**Element boundary records:**

————

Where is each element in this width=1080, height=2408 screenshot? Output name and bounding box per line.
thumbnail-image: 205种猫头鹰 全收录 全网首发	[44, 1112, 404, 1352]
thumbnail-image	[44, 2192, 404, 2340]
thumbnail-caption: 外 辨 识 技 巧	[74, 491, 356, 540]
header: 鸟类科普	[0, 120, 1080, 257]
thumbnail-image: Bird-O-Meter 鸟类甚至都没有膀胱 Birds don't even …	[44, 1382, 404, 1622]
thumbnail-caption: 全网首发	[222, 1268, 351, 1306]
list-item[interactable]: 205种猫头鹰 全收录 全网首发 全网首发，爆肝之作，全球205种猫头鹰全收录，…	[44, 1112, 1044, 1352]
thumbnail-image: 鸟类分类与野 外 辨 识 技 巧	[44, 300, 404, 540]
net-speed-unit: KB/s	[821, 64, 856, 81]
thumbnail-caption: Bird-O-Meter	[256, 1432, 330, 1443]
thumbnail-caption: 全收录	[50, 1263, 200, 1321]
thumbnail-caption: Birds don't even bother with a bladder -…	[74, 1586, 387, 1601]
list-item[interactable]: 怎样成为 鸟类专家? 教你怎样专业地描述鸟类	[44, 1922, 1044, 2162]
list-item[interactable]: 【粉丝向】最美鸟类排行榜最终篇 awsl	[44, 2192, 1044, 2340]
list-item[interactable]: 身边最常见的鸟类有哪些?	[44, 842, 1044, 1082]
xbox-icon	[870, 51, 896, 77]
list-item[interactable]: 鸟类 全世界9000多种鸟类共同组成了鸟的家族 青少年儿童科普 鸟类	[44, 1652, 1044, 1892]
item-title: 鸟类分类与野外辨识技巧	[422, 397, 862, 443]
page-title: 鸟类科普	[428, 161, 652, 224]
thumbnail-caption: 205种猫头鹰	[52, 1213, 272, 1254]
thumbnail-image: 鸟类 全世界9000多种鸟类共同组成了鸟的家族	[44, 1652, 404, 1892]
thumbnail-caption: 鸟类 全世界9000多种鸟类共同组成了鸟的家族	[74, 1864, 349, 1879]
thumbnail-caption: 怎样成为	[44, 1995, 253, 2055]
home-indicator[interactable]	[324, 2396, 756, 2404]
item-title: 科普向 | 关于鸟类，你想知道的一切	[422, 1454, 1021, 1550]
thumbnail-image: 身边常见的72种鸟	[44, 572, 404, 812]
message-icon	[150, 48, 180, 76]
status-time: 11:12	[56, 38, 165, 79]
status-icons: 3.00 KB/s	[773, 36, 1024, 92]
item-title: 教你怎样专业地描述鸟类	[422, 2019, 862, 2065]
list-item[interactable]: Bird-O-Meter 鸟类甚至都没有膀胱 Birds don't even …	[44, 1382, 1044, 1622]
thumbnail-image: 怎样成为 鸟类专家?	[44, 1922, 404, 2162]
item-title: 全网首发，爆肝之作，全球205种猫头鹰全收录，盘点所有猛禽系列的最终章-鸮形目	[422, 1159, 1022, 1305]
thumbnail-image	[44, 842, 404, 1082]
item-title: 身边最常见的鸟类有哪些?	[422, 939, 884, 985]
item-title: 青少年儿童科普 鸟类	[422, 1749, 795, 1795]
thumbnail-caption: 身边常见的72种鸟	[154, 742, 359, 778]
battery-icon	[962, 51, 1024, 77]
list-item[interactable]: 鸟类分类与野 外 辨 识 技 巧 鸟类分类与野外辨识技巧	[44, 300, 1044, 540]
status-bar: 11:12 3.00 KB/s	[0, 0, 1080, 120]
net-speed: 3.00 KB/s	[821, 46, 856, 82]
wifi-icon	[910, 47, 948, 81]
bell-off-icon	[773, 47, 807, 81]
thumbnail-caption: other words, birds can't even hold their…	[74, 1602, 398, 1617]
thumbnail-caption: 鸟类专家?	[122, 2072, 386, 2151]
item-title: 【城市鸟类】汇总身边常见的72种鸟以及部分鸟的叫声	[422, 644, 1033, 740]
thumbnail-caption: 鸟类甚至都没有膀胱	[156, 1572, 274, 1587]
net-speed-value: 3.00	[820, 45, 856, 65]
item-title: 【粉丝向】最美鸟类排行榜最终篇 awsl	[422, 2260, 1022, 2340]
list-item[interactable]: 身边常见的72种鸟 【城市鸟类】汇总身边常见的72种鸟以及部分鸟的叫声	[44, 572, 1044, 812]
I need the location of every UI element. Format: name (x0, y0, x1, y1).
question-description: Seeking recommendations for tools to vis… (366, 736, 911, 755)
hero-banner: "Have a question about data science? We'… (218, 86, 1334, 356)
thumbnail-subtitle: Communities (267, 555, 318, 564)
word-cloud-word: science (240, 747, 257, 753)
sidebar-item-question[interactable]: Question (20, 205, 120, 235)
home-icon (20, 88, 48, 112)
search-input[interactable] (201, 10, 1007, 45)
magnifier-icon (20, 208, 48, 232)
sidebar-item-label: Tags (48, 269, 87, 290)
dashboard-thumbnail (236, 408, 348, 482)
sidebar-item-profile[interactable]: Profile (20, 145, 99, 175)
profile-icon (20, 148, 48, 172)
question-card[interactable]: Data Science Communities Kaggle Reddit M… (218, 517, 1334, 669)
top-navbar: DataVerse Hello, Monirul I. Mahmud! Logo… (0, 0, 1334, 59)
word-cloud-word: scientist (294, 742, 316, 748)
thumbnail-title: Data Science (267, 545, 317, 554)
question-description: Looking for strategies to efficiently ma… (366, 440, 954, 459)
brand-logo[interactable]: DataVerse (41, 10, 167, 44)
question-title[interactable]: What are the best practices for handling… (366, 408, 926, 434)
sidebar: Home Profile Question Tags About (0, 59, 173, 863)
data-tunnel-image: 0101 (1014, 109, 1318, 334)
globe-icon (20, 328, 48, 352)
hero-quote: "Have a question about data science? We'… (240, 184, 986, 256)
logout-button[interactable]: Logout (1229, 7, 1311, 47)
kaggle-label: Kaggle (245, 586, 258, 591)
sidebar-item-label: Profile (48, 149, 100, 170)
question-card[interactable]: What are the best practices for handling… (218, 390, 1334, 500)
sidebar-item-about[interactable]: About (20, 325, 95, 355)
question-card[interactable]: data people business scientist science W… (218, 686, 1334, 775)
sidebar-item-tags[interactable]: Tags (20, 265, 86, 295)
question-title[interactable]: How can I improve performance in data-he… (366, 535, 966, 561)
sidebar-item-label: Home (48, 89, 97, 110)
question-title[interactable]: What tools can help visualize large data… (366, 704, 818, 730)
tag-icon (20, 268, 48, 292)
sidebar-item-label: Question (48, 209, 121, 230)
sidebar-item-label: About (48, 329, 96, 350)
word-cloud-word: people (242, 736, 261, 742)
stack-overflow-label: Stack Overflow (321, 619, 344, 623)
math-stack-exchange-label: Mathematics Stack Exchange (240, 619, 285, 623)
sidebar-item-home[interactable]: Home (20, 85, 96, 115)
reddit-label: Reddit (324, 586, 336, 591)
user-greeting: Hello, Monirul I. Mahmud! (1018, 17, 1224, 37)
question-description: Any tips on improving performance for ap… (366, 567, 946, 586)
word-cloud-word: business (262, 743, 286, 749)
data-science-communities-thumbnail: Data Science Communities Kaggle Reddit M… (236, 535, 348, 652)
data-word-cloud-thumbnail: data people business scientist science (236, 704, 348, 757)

————

**EXERCISE DETAILS:** Reproduce all of the material above verbatim, line by line.

**OUTPUT OF THE EXERCISE:**
Where is each element in this width=1080, height=2408 screenshot? Output name and bounding box per line.
thumbnail-image: 205种猫头鹰 全收录 全网首发	[44, 1112, 404, 1352]
thumbnail-image	[44, 2192, 404, 2340]
thumbnail-caption: 外 辨 识 技 巧	[74, 491, 356, 540]
header: 鸟类科普	[0, 120, 1080, 257]
thumbnail-image: Bird-O-Meter 鸟类甚至都没有膀胱 Birds don't even …	[44, 1382, 404, 1622]
thumbnail-caption: 全网首发	[222, 1268, 351, 1306]
list-item[interactable]: 205种猫头鹰 全收录 全网首发 全网首发，爆肝之作，全球205种猫头鹰全收录，…	[44, 1112, 1044, 1352]
thumbnail-image: 鸟类分类与野 外 辨 识 技 巧	[44, 300, 404, 540]
net-speed-unit: KB/s	[821, 64, 856, 81]
thumbnail-caption: Bird-O-Meter	[256, 1432, 330, 1443]
thumbnail-caption: 全收录	[50, 1263, 200, 1321]
thumbnail-caption: Birds don't even bother with a bladder -…	[74, 1586, 387, 1601]
list-item[interactable]: 怎样成为 鸟类专家? 教你怎样专业地描述鸟类	[44, 1922, 1044, 2162]
list-item[interactable]: 【粉丝向】最美鸟类排行榜最终篇 awsl	[44, 2192, 1044, 2340]
list-item[interactable]: 身边最常见的鸟类有哪些?	[44, 842, 1044, 1082]
xbox-icon	[870, 51, 896, 77]
list-item[interactable]: 鸟类 全世界9000多种鸟类共同组成了鸟的家族 青少年儿童科普 鸟类	[44, 1652, 1044, 1892]
item-title: 鸟类分类与野外辨识技巧	[422, 397, 862, 443]
page-title: 鸟类科普	[428, 161, 652, 224]
thumbnail-caption: 205种猫头鹰	[52, 1213, 272, 1254]
thumbnail-image: 鸟类 全世界9000多种鸟类共同组成了鸟的家族	[44, 1652, 404, 1892]
thumbnail-caption: 鸟类 全世界9000多种鸟类共同组成了鸟的家族	[74, 1864, 349, 1879]
thumbnail-caption: 怎样成为	[44, 1995, 253, 2055]
home-indicator[interactable]	[324, 2396, 756, 2404]
item-title: 科普向 | 关于鸟类，你想知道的一切	[422, 1454, 1021, 1550]
thumbnail-image: 身边常见的72种鸟	[44, 572, 404, 812]
message-icon	[150, 48, 180, 76]
status-time: 11:12	[56, 38, 165, 79]
status-icons: 3.00 KB/s	[773, 36, 1024, 92]
item-title: 教你怎样专业地描述鸟类	[422, 2019, 862, 2065]
list-item[interactable]: Bird-O-Meter 鸟类甚至都没有膀胱 Birds don't even …	[44, 1382, 1044, 1622]
thumbnail-image: 怎样成为 鸟类专家?	[44, 1922, 404, 2162]
item-title: 全网首发，爆肝之作，全球205种猫头鹰全收录，盘点所有猛禽系列的最终章-鸮形目	[422, 1159, 1022, 1305]
thumbnail-image	[44, 842, 404, 1082]
item-title: 身边最常见的鸟类有哪些?	[422, 939, 884, 985]
item-title: 青少年儿童科普 鸟类	[422, 1749, 795, 1795]
thumbnail-caption: 身边常见的72种鸟	[154, 742, 359, 778]
battery-icon	[962, 51, 1024, 77]
list-item[interactable]: 鸟类分类与野 外 辨 识 技 巧 鸟类分类与野外辨识技巧	[44, 300, 1044, 540]
status-bar: 11:12 3.00 KB/s	[0, 0, 1080, 120]
net-speed: 3.00 KB/s	[821, 46, 856, 82]
wifi-icon	[910, 47, 948, 81]
bell-off-icon	[773, 47, 807, 81]
thumbnail-caption: other words, birds can't even hold their…	[74, 1602, 398, 1617]
thumbnail-caption: 鸟类专家?	[122, 2072, 386, 2151]
item-title: 【城市鸟类】汇总身边常见的72种鸟以及部分鸟的叫声	[422, 644, 1033, 740]
thumbnail-caption: 鸟类甚至都没有膀胱	[156, 1572, 274, 1587]
net-speed-value: 3.00	[820, 45, 856, 65]
item-title: 【粉丝向】最美鸟类排行榜最终篇 awsl	[422, 2260, 1022, 2340]
list-item[interactable]: 身边常见的72种鸟 【城市鸟类】汇总身边常见的72种鸟以及部分鸟的叫声	[44, 572, 1044, 812]
I need the location of every UI element. Format: name (x0, y0, x1, y1).
question-description: Seeking recommendations for tools to vis… (366, 736, 911, 755)
hero-banner: "Have a question about data science? We'… (218, 86, 1334, 356)
thumbnail-subtitle: Communities (267, 555, 318, 564)
word-cloud-word: science (240, 747, 257, 753)
sidebar-item-question[interactable]: Question (20, 205, 120, 235)
home-icon (20, 88, 48, 112)
search-input[interactable] (201, 10, 1007, 45)
magnifier-icon (20, 208, 48, 232)
sidebar-item-label: Tags (48, 269, 87, 290)
dashboard-thumbnail (236, 408, 348, 482)
sidebar-item-profile[interactable]: Profile (20, 145, 99, 175)
profile-icon (20, 148, 48, 172)
question-card[interactable]: Data Science Communities Kaggle Reddit M… (218, 517, 1334, 669)
top-navbar: DataVerse Hello, Monirul I. Mahmud! Logo… (0, 0, 1334, 59)
word-cloud-word: scientist (294, 742, 316, 748)
thumbnail-title: Data Science (267, 545, 317, 554)
question-description: Looking for strategies to efficiently ma… (366, 440, 954, 459)
brand-logo[interactable]: DataVerse (41, 10, 167, 44)
question-title[interactable]: What are the best practices for handling… (366, 408, 926, 434)
sidebar: Home Profile Question Tags About (0, 59, 173, 863)
data-tunnel-image: 0101 (1014, 109, 1318, 334)
globe-icon (20, 328, 48, 352)
hero-quote: "Have a question about data science? We'… (240, 184, 986, 256)
logout-button[interactable]: Logout (1229, 7, 1311, 47)
kaggle-label: Kaggle (245, 586, 258, 591)
sidebar-item-label: Profile (48, 149, 100, 170)
question-card[interactable]: What are the best practices for handling… (218, 390, 1334, 500)
sidebar-item-about[interactable]: About (20, 325, 95, 355)
question-card[interactable]: data people business scientist science W… (218, 686, 1334, 775)
sidebar-item-tags[interactable]: Tags (20, 265, 86, 295)
question-title[interactable]: How can I improve performance in data-he… (366, 535, 966, 561)
sidebar-item-label: Home (48, 89, 97, 110)
question-title[interactable]: What tools can help visualize large data… (366, 704, 818, 730)
tag-icon (20, 268, 48, 292)
sidebar-item-label: Question (48, 209, 121, 230)
sidebar-item-label: About (48, 329, 96, 350)
word-cloud-word: people (242, 736, 261, 742)
stack-overflow-label: Stack Overflow (321, 619, 344, 623)
math-stack-exchange-label: Mathematics Stack Exchange (240, 619, 285, 623)
sidebar-item-home[interactable]: Home (20, 85, 96, 115)
reddit-label: Reddit (324, 586, 336, 591)
user-greeting: Hello, Monirul I. Mahmud! (1018, 17, 1224, 37)
question-description: Any tips on improving performance for ap… (366, 567, 946, 586)
word-cloud-word: business (262, 743, 286, 749)
data-science-communities-thumbnail: Data Science Communities Kaggle Reddit M… (236, 535, 348, 652)
data-word-cloud-thumbnail: data people business scientist science (236, 704, 348, 757)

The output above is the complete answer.